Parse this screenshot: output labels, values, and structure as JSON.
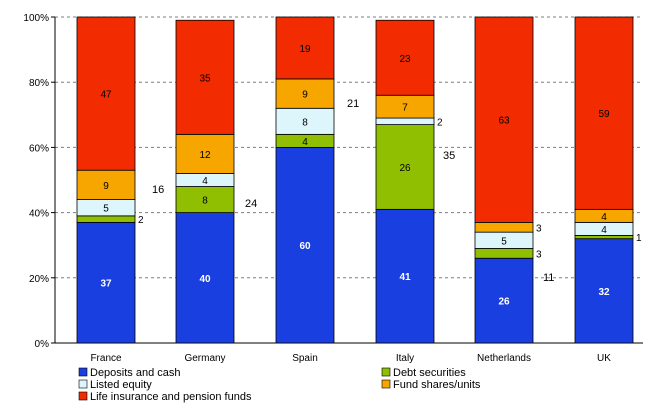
{
  "chart_data": {
    "type": "bar",
    "stacked": true,
    "percent": true,
    "categories": [
      "France",
      "Germany",
      "Spain",
      "Italy",
      "Netherlands",
      "UK"
    ],
    "ylim": [
      0,
      100
    ],
    "y_ticks": [
      "0%",
      "20%",
      "40%",
      "60%",
      "80%",
      "100%"
    ],
    "grid": "horizontal dashed",
    "legend_position": "bottom",
    "series": [
      {
        "name": "Deposits and cash",
        "color": "#1a3fe0",
        "label_color": "#ffffff",
        "values": [
          37,
          40,
          60,
          41,
          26,
          32
        ],
        "labels": [
          "37",
          "40",
          "60",
          "41",
          "26",
          "32"
        ]
      },
      {
        "name": "Debt securities",
        "color": "#8fbf00",
        "label_color": "#000000",
        "values": [
          2,
          8,
          4,
          26,
          3,
          1
        ],
        "labels": [
          "2",
          "8",
          "4",
          "26",
          "3",
          "1"
        ]
      },
      {
        "name": "Listed equity",
        "color": "#dcf6fc",
        "label_color": "#000000",
        "values": [
          5,
          4,
          8,
          2,
          5,
          4
        ],
        "labels": [
          "5",
          "4",
          "8",
          "2",
          "5",
          "4"
        ]
      },
      {
        "name": "Fund shares/units",
        "color": "#f7a600",
        "label_color": "#000000",
        "values": [
          9,
          12,
          9,
          7,
          3,
          4
        ],
        "labels": [
          "9",
          "12",
          "9",
          "7",
          "3",
          "4"
        ]
      },
      {
        "name": "Life insurance and pension funds",
        "color": "#f22c00",
        "label_color": "#000000",
        "values": [
          47,
          35,
          19,
          23,
          63,
          59
        ],
        "labels": [
          "47",
          "35",
          "19",
          "23",
          "63",
          "59"
        ]
      }
    ],
    "annotations": [
      "16",
      "24",
      "21",
      "35",
      "11"
    ]
  }
}
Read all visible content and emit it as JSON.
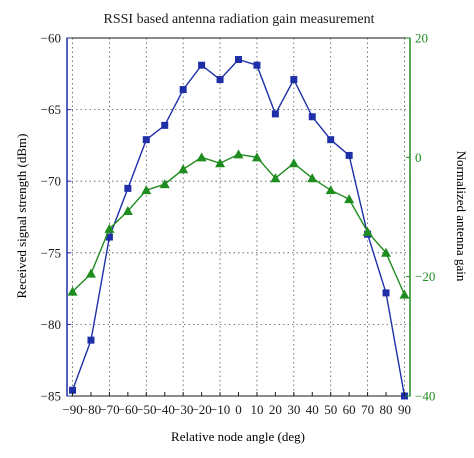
{
  "chart_data": {
    "type": "line",
    "title": "RSSI based antenna radiation gain measurement",
    "xlabel": "Relative node angle (deg)",
    "ylabel": "Received signal strength (dBm)",
    "y2label": "Normalized antenna gain",
    "xlim": [
      -93,
      93
    ],
    "ylim": [
      -85,
      -60
    ],
    "y2lim": [
      -40,
      20
    ],
    "xticks": [
      -90,
      -70,
      -50,
      -30,
      -10,
      10,
      30,
      50,
      70,
      90
    ],
    "xtick_labels": [
      "−90",
      "−80",
      "−70",
      "−60",
      "−50",
      "−40",
      "−30",
      "−20",
      "−10",
      "0",
      "10",
      "20",
      "30",
      "40",
      "50",
      "60",
      "70",
      "80",
      "90"
    ],
    "xtick_values": [
      -90,
      -80,
      -70,
      -60,
      -50,
      -40,
      -30,
      -20,
      -10,
      0,
      10,
      20,
      30,
      40,
      50,
      60,
      70,
      80,
      90
    ],
    "yticks": [
      -85,
      -80,
      -75,
      -70,
      -65,
      -60
    ],
    "ytick_labels": [
      "−85",
      "−80",
      "−75",
      "−70",
      "−65",
      "−60"
    ],
    "y2ticks": [
      -40,
      -20,
      0,
      20
    ],
    "y2tick_labels": [
      "−40",
      "−20",
      "0",
      "20"
    ],
    "grid": true,
    "colors": {
      "rssi": "#1f2fa8",
      "gain": "#1e8c1e",
      "grid": "#555555",
      "text": "#1a1a1a"
    },
    "series": [
      {
        "axis": "left",
        "marker": "square",
        "x": [
          -90,
          -80,
          -70,
          -60,
          -50,
          -40,
          -30,
          -20,
          -10,
          0,
          10,
          20,
          30,
          40,
          50,
          60,
          70,
          80,
          90
        ],
        "values": [
          -84.6,
          -81.1,
          -73.9,
          -70.5,
          -67.1,
          -66.1,
          -63.6,
          -61.9,
          -62.9,
          -61.5,
          -61.9,
          -65.3,
          -62.9,
          -65.5,
          -67.1,
          -68.2,
          -73.7,
          -77.8,
          -85
        ]
      },
      {
        "axis": "right",
        "marker": "triangle",
        "x": [
          -90,
          -80,
          -70,
          -60,
          -50,
          -40,
          -30,
          -20,
          -10,
          0,
          10,
          20,
          30,
          40,
          50,
          60,
          70,
          80,
          90
        ],
        "values": [
          -22.5,
          -19.5,
          -12,
          -9,
          -5.5,
          -4.5,
          -2,
          0,
          -1,
          0.5,
          0,
          -3.5,
          -1,
          -3.5,
          -5.5,
          -7,
          -12.5,
          -16,
          -23
        ]
      }
    ]
  }
}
┄┄┄┄┄┄┄┄┄┄┄┄┄┄┄┄┄┄┄┄
JOB: Check each line of the records above for the string "true", and report every line that has it.

EXERCISE ANSWER:
    "stacked": true,
    "percent": true,
    "grid": true,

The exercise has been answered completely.